* [Task directions]: Swap "warning-line" for "notice-line" in the stretch from the start of the items through the line that contains "info-icon[interactable]: i — [1185, 334, 1202, 351]". Write those lines out again with nothing else changed.

(Element-and-box listings)
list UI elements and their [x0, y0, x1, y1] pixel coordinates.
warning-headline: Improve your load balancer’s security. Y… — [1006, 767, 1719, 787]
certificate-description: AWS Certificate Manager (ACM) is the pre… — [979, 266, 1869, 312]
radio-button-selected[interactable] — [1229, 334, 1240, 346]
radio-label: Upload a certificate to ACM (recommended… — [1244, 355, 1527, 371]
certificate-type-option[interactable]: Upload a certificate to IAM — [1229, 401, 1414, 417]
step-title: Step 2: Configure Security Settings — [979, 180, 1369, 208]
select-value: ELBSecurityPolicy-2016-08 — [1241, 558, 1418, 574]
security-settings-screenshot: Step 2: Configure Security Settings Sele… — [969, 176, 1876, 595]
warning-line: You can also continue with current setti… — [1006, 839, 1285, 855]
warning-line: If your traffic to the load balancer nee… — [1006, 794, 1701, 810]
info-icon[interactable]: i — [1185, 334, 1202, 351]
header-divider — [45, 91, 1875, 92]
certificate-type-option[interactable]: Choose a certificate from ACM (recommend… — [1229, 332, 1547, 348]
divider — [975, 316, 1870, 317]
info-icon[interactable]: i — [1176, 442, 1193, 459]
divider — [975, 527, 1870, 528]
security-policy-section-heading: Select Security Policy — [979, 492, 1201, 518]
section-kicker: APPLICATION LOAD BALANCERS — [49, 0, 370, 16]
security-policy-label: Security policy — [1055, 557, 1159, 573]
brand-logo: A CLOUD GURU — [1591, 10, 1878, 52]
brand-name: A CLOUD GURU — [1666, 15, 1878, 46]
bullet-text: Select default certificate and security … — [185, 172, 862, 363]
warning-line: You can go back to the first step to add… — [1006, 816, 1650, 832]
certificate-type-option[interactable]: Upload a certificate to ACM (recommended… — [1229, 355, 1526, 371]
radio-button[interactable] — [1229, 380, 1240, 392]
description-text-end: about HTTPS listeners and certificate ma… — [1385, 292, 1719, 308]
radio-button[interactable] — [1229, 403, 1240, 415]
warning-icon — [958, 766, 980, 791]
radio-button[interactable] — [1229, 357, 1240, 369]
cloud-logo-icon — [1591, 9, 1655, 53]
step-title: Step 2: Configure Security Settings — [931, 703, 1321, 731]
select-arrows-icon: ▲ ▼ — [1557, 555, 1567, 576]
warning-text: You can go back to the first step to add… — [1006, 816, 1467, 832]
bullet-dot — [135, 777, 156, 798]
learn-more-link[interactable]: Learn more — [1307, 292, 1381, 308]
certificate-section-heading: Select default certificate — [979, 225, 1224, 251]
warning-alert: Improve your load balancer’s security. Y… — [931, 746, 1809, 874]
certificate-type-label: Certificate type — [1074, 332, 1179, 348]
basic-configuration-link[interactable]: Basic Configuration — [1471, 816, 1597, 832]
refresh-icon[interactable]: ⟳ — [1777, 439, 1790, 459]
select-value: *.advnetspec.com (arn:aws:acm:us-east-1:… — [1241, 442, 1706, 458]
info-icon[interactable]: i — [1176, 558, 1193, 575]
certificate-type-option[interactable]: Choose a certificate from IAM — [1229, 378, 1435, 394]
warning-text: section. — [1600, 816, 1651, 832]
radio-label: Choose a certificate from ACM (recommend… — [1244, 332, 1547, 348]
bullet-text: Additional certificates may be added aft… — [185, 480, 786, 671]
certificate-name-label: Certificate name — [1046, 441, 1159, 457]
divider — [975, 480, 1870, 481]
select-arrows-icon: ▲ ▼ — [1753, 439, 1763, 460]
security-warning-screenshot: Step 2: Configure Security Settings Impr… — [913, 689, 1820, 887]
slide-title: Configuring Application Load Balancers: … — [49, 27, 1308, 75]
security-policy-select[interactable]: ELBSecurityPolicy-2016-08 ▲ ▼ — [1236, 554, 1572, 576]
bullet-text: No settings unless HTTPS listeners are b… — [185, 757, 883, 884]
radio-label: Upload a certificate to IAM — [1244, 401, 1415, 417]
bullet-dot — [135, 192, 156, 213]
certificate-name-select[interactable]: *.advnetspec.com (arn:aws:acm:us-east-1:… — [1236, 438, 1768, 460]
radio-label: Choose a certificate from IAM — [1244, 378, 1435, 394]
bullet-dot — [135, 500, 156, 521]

* [Task output]:
list UI elements and their [x0, y0, x1, y1] pixel coordinates.
warning-headline: Improve your load balancer’s security. Y… — [1006, 767, 1719, 787]
certificate-description: AWS Certificate Manager (ACM) is the pre… — [979, 266, 1869, 312]
radio-button-selected[interactable] — [1229, 334, 1240, 346]
radio-label: Upload a certificate to ACM (recommended… — [1244, 355, 1527, 371]
certificate-type-option[interactable]: Upload a certificate to IAM — [1229, 401, 1414, 417]
step-title: Step 2: Configure Security Settings — [979, 180, 1369, 208]
select-value: ELBSecurityPolicy-2016-08 — [1241, 558, 1418, 574]
security-settings-screenshot: Step 2: Configure Security Settings Sele… — [969, 176, 1876, 595]
notice-line: You can also continue with current setti… — [1006, 839, 1285, 855]
notice-line: If your traffic to the load balancer nee… — [1006, 794, 1701, 810]
info-icon[interactable]: i — [1185, 334, 1202, 351]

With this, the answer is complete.